— Short problem —
Please print the records starting with the line that contains "What elements are" and going on through the line that contains "svg-text:WIDTH: WIDTH — [293, 244, 380, 272]", both of those lines included, reproducing each line exactly.

## BEGIN Material shown

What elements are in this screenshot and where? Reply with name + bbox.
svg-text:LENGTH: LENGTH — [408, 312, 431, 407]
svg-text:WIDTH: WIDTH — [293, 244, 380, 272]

## END Material shown
## BEGIN Material shown

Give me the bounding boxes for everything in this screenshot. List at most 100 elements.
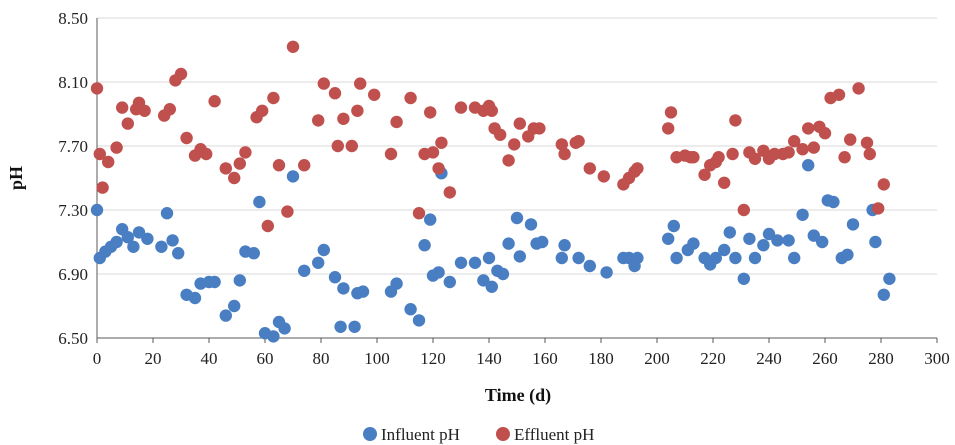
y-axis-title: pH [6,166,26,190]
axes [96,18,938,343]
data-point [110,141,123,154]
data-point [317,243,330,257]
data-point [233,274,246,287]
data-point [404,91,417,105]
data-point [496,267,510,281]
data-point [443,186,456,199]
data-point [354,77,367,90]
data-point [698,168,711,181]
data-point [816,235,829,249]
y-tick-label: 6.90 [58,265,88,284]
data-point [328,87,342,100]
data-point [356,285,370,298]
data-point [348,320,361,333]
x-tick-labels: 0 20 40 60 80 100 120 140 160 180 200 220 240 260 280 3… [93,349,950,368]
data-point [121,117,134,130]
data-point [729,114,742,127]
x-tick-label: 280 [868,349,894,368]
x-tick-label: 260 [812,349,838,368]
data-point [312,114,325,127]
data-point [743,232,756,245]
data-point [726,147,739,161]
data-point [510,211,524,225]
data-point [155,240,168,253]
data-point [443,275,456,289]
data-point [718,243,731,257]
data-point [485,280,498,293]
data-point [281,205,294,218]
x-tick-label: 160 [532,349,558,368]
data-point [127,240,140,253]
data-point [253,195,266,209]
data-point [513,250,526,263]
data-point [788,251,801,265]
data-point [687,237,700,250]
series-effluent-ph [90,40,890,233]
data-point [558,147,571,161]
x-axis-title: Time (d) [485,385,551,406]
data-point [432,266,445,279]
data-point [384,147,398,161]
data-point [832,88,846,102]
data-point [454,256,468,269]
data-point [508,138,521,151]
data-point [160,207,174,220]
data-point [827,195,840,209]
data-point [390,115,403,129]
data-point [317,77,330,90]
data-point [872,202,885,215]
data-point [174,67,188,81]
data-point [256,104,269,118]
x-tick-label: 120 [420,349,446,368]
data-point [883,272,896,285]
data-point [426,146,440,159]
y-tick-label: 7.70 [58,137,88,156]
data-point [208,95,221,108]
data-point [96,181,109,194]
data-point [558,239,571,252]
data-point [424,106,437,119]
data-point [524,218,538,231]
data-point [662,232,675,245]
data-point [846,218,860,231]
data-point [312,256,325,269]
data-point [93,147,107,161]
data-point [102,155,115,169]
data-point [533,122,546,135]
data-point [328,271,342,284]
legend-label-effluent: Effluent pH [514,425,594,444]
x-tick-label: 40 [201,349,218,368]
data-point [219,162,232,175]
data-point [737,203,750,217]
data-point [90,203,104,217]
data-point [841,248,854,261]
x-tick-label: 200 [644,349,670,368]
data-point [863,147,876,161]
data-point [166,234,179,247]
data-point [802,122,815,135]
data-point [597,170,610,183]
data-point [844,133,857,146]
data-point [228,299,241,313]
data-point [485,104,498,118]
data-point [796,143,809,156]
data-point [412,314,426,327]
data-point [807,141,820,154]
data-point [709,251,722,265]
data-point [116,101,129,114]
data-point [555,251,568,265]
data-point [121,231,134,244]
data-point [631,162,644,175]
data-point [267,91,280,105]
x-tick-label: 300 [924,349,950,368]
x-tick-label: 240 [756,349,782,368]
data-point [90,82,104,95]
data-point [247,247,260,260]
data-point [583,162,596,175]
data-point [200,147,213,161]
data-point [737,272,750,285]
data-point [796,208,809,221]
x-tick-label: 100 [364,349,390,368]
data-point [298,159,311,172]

## END Material shown
## BEGIN Material shown

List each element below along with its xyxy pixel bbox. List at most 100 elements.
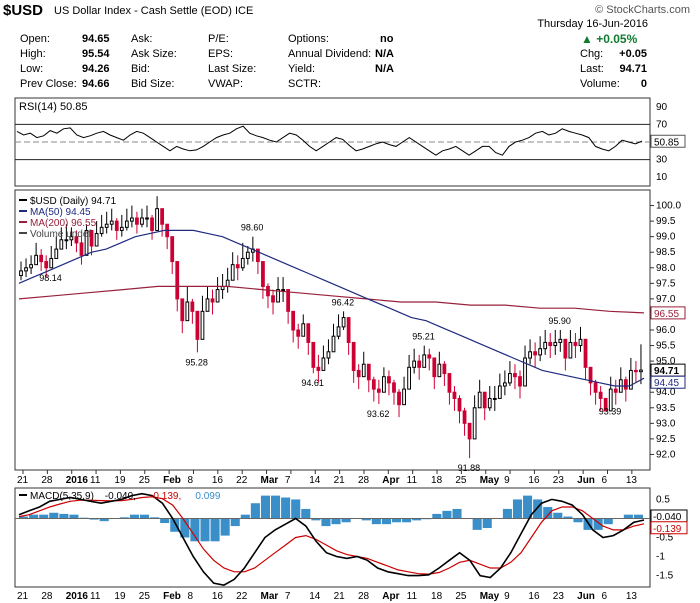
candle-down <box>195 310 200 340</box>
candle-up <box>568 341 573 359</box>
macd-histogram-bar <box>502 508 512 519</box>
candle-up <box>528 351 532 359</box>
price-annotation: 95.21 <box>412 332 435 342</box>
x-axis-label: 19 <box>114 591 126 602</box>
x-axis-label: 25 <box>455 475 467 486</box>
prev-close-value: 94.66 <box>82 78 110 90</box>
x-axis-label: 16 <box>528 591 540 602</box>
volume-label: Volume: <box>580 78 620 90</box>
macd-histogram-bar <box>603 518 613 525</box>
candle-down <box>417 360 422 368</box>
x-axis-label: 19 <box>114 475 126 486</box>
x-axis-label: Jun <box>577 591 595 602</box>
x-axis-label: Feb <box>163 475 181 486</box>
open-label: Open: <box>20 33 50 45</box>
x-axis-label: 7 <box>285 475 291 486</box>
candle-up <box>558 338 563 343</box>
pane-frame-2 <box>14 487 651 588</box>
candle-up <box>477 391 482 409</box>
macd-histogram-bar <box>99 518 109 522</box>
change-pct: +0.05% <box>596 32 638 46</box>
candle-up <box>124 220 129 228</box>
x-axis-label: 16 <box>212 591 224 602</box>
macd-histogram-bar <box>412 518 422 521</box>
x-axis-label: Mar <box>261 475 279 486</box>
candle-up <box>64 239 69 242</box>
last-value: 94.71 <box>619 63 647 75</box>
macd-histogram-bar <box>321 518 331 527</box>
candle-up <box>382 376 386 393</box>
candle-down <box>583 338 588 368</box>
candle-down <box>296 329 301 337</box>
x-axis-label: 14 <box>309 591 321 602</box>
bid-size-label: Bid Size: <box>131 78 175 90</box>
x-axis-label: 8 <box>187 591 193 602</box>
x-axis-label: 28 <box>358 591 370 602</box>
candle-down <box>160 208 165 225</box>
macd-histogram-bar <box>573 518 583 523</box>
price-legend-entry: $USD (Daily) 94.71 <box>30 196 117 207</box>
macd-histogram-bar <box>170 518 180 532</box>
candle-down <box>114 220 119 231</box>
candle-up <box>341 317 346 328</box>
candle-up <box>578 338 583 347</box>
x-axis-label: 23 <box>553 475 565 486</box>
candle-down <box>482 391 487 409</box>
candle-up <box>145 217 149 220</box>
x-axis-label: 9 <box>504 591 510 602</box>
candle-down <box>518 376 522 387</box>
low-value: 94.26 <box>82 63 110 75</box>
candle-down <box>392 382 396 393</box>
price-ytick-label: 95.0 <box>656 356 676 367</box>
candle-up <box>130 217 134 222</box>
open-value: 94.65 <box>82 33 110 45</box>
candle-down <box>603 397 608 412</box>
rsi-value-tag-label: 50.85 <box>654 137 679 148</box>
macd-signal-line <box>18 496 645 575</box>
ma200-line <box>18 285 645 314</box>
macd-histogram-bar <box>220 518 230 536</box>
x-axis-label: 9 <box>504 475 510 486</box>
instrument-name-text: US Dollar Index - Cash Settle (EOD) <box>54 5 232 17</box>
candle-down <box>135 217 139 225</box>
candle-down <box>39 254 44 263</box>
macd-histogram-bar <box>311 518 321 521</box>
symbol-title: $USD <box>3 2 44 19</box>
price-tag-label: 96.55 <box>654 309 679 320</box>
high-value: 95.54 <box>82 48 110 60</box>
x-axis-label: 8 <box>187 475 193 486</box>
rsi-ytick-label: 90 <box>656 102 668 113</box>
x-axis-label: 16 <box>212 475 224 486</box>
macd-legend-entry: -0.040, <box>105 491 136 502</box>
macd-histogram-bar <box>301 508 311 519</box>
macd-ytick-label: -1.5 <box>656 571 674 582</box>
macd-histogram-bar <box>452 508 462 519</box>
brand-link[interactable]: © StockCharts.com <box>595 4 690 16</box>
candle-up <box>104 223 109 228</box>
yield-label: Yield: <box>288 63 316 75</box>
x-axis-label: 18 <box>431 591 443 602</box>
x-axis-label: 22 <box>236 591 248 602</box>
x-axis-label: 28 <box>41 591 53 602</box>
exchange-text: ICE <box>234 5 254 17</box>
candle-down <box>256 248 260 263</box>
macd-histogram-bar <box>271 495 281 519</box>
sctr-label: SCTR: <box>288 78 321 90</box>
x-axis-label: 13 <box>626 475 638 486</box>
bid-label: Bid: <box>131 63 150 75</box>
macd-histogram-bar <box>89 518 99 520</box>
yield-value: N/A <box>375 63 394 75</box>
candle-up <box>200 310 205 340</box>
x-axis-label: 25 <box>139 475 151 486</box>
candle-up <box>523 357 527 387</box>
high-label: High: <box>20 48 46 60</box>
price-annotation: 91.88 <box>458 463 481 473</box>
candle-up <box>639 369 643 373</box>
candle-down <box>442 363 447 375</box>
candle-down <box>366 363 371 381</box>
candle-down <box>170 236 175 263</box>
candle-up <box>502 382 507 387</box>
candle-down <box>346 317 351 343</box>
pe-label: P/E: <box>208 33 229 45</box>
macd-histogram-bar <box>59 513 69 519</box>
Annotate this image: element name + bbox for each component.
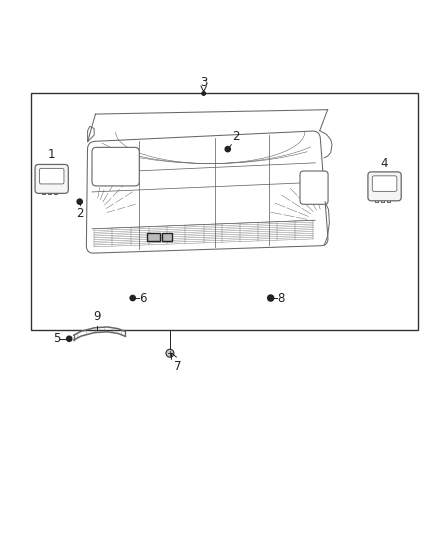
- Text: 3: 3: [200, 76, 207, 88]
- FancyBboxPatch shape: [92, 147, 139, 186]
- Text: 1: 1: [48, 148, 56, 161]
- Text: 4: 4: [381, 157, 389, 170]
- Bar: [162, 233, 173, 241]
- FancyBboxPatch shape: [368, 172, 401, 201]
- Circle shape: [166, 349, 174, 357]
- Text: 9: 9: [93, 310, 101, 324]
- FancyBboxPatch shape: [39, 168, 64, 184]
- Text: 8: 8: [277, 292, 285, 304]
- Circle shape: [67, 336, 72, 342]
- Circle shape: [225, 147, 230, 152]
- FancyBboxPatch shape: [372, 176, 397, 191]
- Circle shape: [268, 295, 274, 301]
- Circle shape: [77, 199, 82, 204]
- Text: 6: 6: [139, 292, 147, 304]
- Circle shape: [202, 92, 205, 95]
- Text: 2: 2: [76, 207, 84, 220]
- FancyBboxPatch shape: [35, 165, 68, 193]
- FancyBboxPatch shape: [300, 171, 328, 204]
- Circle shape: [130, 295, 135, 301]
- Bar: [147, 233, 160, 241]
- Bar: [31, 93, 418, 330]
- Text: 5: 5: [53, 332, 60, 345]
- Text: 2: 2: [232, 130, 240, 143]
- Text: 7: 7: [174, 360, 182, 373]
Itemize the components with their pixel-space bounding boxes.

## END Material shown

— Answer to this exercise —
What elements are in this screenshot and where? Reply with name + bbox.
svg-text:LENGTH: LENGTH — [408, 312, 431, 407]
svg-text:WIDTH: WIDTH — [293, 244, 380, 272]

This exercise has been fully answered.